-------- Records to use --------

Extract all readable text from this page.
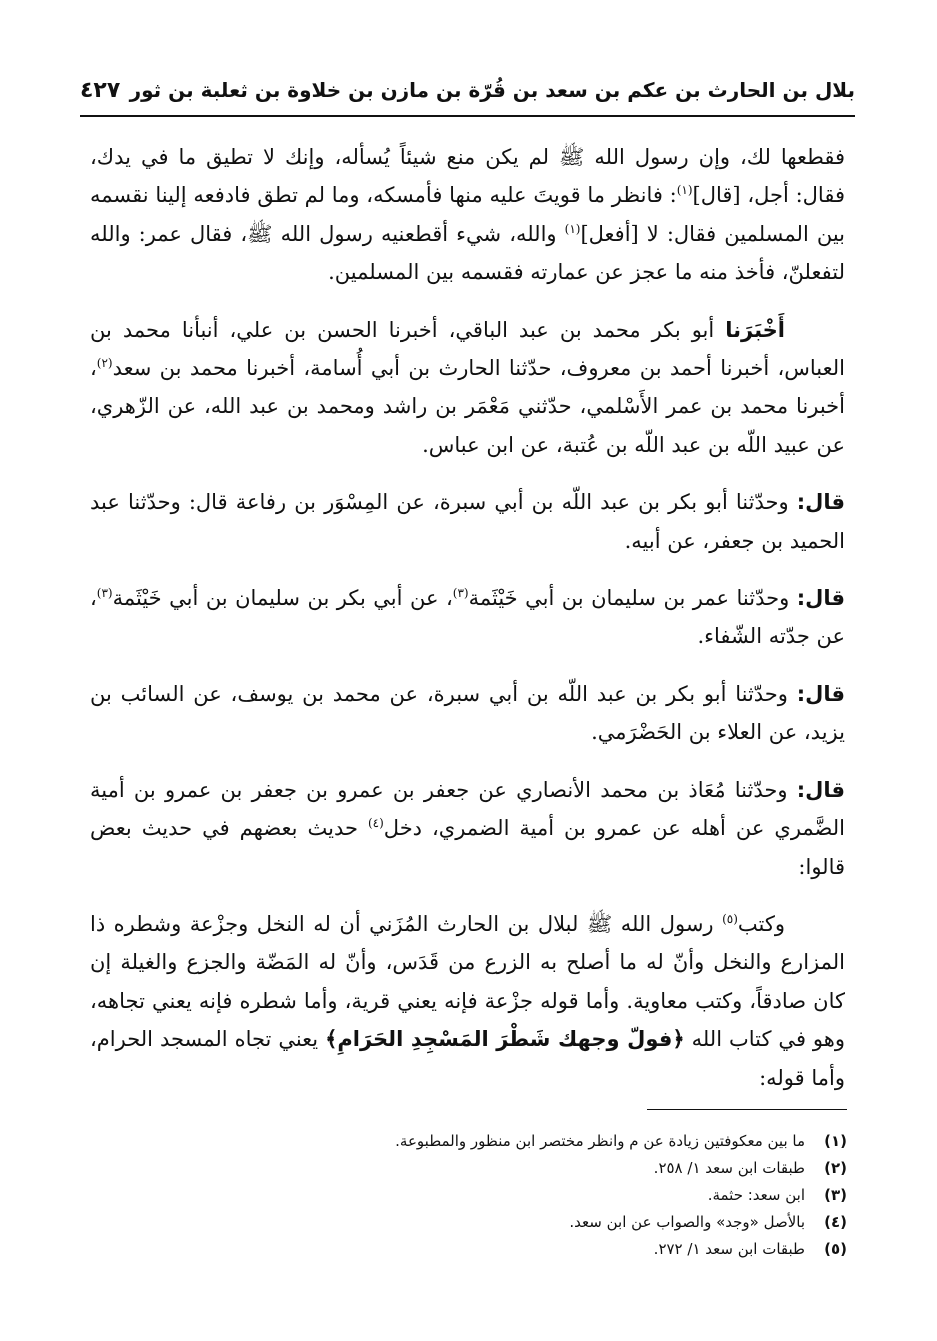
بلال بن الحارث بن عكم بن سعد بن قُرّة بن مازن بن خلاوة بن ثعلبة بن ثور
٤٢٧

فقطعها لك، وإن رسول الله ﷺ لم يكن منع شيئاً يُسأله، وإنك لا تطيق ما في يدك، فقال: أجل، [قال]$^{(١)}$: فانظر ما قويتَ عليه منها فأمسكه، وما لم تطق فادفعه إلينا نقسمه بين المسلمين فقال: لا [أفعل]$^{(١)}$ والله، شيء أقطعنيه رسول الله ﷺ، فقال عمر: والله لتفعلنّ، فأخذ منه ما عجز عن عمارته فقسمه بين المسلمين.

أَخْبَرَنا أبو بكر محمد بن عبد الباقي، أخبرنا الحسن بن علي، أنبأنا محمد بن العباس، أخبرنا أحمد بن معروف، حدّثنا الحارث بن أبي أُسامة، أخبرنا محمد بن سعد$^{(٢)}$، أخبرنا محمد بن عمر الأَسْلمي، حدّثني مَعْمَر بن راشد ومحمد بن عبد الله، عن الزّهري، عن عبيد اللّه بن عبد اللّه بن عُتبة، عن ابن عباس.

قال: وحدّثنا أبو بكر بن عبد اللّه بن أبي سبرة، عن المِسْوَر بن رفاعة قال: وحدّثنا عبد الحميد بن جعفر، عن أبيه.

قال: وحدّثنا عمر بن سليمان بن أبي خَيْثَمة$^{(٣)}$، عن أبي بكر بن سليمان بن أبي خَيْثَمة$^{(٣)}$، عن جدّته الشّفاء.

قال: وحدّثنا أبو بكر بن عبد اللّه بن أبي سبرة، عن محمد بن يوسف، عن السائب بن يزيد، عن العلاء بن الحَضْرَمي.

قال: وحدّثنا مُعَاذ بن محمد الأنصاري عن جعفر بن عمرو بن جعفر بن عمرو بن أمية الضَّمري عن أهله عن عمرو بن أمية الضمري، دخل$^{(٤)}$ حديث بعضهم في حديث بعض قالوا:

وكتب$^{(٥)}$ رسول الله ﷺ لبلال بن الحارث المُزَني أن له النخل وجزْعة وشطره ذا المزارع والنخل وأنّ له ما أصلح به الزرع من قَدَس، وأنّ له المَضّة والجزع والغيلة إن كان صادقاً، وكتب معاوية. وأما قوله جزْعة فإنه يعني قرية، وأما شطره فإنه يعني تجاهه، وهو في كتاب الله ﴿فولّ وجهك شَطْرَ المَسْجِدِ الحَرَامِ﴾ يعني تجاه المسجد الحرام، وأما قوله:

(١)ما بين معكوفتين زيادة عن م وانظر مختصر ابن منظور والمطبوعة.
(٢)طبقات ابن سعد ١/ ٢٥٨.
(٣)ابن سعد: حثمة.
(٤)بالأصل «وجد» والصواب عن ابن سعد.
(٥)طبقات ابن سعد ١/ ٢٧٢.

--------

Directions:
Strip out the images, then output the records above word for word.

Completed task:
Extract all readable text from this page.
بلال بن الحارث بن عكم بن سعد بن قُرّة بن مازن بن خلاوة بن ثعلبة بن ثور
٤٢٧

فقطعها لك، وإن رسول الله ﷺ لم يكن منع شيئاً يُسأله، وإنك لا تطيق ما في يدك، فقال: أجل، [قال]$^{(١)}$: فانظر ما قويتَ عليه منها فأمسكه، وما لم تطق فادفعه إلينا نقسمه بين المسلمين فقال: لا [أفعل]$^{(١)}$ والله، شيء أقطعنيه رسول الله ﷺ، فقال عمر: والله لتفعلنّ، فأخذ منه ما عجز عن عمارته فقسمه بين المسلمين.

أَخْبَرَنا أبو بكر محمد بن عبد الباقي، أخبرنا الحسن بن علي، أنبأنا محمد بن العباس، أخبرنا أحمد بن معروف، حدّثنا الحارث بن أبي أُسامة، أخبرنا محمد بن سعد$^{(٢)}$، أخبرنا محمد بن عمر الأَسْلمي، حدّثني مَعْمَر بن راشد ومحمد بن عبد الله، عن الزّهري، عن عبيد اللّه بن عبد اللّه بن عُتبة، عن ابن عباس.

قال: وحدّثنا أبو بكر بن عبد اللّه بن أبي سبرة، عن المِسْوَر بن رفاعة قال: وحدّثنا عبد الحميد بن جعفر، عن أبيه.

قال: وحدّثنا عمر بن سليمان بن أبي خَيْثَمة$^{(٣)}$، عن أبي بكر بن سليمان بن أبي خَيْثَمة$^{(٣)}$، عن جدّته الشّفاء.

قال: وحدّثنا أبو بكر بن عبد اللّه بن أبي سبرة، عن محمد بن يوسف، عن السائب بن يزيد، عن العلاء بن الحَضْرَمي.

قال: وحدّثنا مُعَاذ بن محمد الأنصاري عن جعفر بن عمرو بن جعفر بن عمرو بن أمية الضَّمري عن أهله عن عمرو بن أمية الضمري، دخل$^{(٤)}$ حديث بعضهم في حديث بعض قالوا:

وكتب$^{(٥)}$ رسول الله ﷺ لبلال بن الحارث المُزَني أن له النخل وجزْعة وشطره ذا المزارع والنخل وأنّ له ما أصلح به الزرع من قَدَس، وأنّ له المَضّة والجزع والغيلة إن كان صادقاً، وكتب معاوية. وأما قوله جزْعة فإنه يعني قرية، وأما شطره فإنه يعني تجاهه، وهو في كتاب الله ﴿فولّ وجهك شَطْرَ المَسْجِدِ الحَرَامِ﴾ يعني تجاه المسجد الحرام، وأما قوله:

(١)ما بين معكوفتين زيادة عن م وانظر مختصر ابن منظور والمطبوعة.
(٢)طبقات ابن سعد ١/ ٢٥٨.
(٣)ابن سعد: حثمة.
(٤)بالأصل «وجد» والصواب عن ابن سعد.
(٥)طبقات ابن سعد ١/ ٢٧٢.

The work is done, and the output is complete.